▶ **INSTRUCTIONS FOR THE TASK**
Print the entries exactly; no image belongs in the copy.

▶ **RECORDED DATA**
◆ ◆ ◆ ◆ ◆ ◆ ◆

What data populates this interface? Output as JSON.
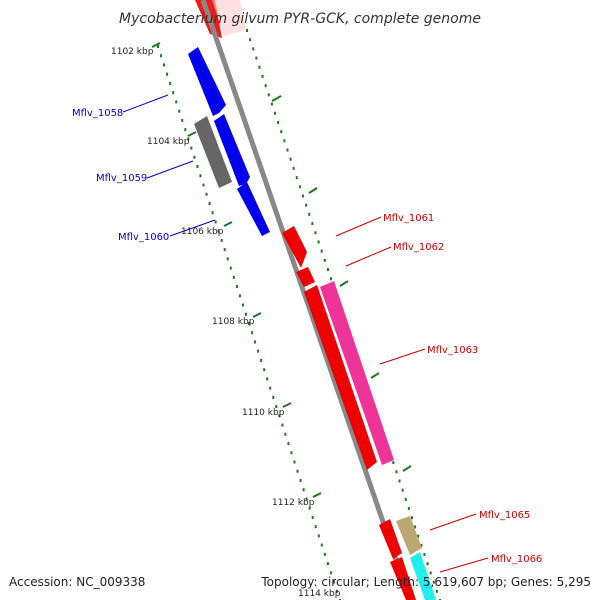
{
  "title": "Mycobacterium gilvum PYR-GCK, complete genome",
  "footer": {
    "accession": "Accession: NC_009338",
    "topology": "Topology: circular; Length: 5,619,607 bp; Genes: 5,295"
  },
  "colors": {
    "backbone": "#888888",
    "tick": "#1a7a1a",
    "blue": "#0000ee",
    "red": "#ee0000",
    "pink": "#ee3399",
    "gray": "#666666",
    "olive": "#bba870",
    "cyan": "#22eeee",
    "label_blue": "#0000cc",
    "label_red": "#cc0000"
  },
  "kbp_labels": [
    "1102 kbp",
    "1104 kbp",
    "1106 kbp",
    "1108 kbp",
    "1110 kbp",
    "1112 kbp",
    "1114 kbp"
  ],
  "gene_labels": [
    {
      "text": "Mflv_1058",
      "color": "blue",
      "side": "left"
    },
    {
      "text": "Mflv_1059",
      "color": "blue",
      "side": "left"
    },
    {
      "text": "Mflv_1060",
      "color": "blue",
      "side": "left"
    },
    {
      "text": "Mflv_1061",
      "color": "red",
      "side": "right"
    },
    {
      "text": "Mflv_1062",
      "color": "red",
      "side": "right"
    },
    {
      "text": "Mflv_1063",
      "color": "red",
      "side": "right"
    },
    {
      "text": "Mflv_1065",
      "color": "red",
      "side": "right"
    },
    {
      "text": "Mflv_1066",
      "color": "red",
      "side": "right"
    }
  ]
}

◆ ◆ ◆ ◆ ◆ ◆ ◆

▶ **ANSWER SECTION**
What data populates this interface? Output as JSON.
{
  "title": "Mycobacterium gilvum PYR-GCK, complete genome",
  "footer": {
    "accession": "Accession: NC_009338",
    "topology": "Topology: circular; Length: 5,619,607 bp; Genes: 5,295"
  },
  "colors": {
    "backbone": "#888888",
    "tick": "#1a7a1a",
    "blue": "#0000ee",
    "red": "#ee0000",
    "pink": "#ee3399",
    "gray": "#666666",
    "olive": "#bba870",
    "cyan": "#22eeee",
    "label_blue": "#0000cc",
    "label_red": "#cc0000"
  },
  "kbp_labels": [
    "1102 kbp",
    "1104 kbp",
    "1106 kbp",
    "1108 kbp",
    "1110 kbp",
    "1112 kbp",
    "1114 kbp"
  ],
  "gene_labels": [
    {
      "text": "Mflv_1058",
      "color": "blue",
      "side": "left"
    },
    {
      "text": "Mflv_1059",
      "color": "blue",
      "side": "left"
    },
    {
      "text": "Mflv_1060",
      "color": "blue",
      "side": "left"
    },
    {
      "text": "Mflv_1061",
      "color": "red",
      "side": "right"
    },
    {
      "text": "Mflv_1062",
      "color": "red",
      "side": "right"
    },
    {
      "text": "Mflv_1063",
      "color": "red",
      "side": "right"
    },
    {
      "text": "Mflv_1065",
      "color": "red",
      "side": "right"
    },
    {
      "text": "Mflv_1066",
      "color": "red",
      "side": "right"
    }
  ]
}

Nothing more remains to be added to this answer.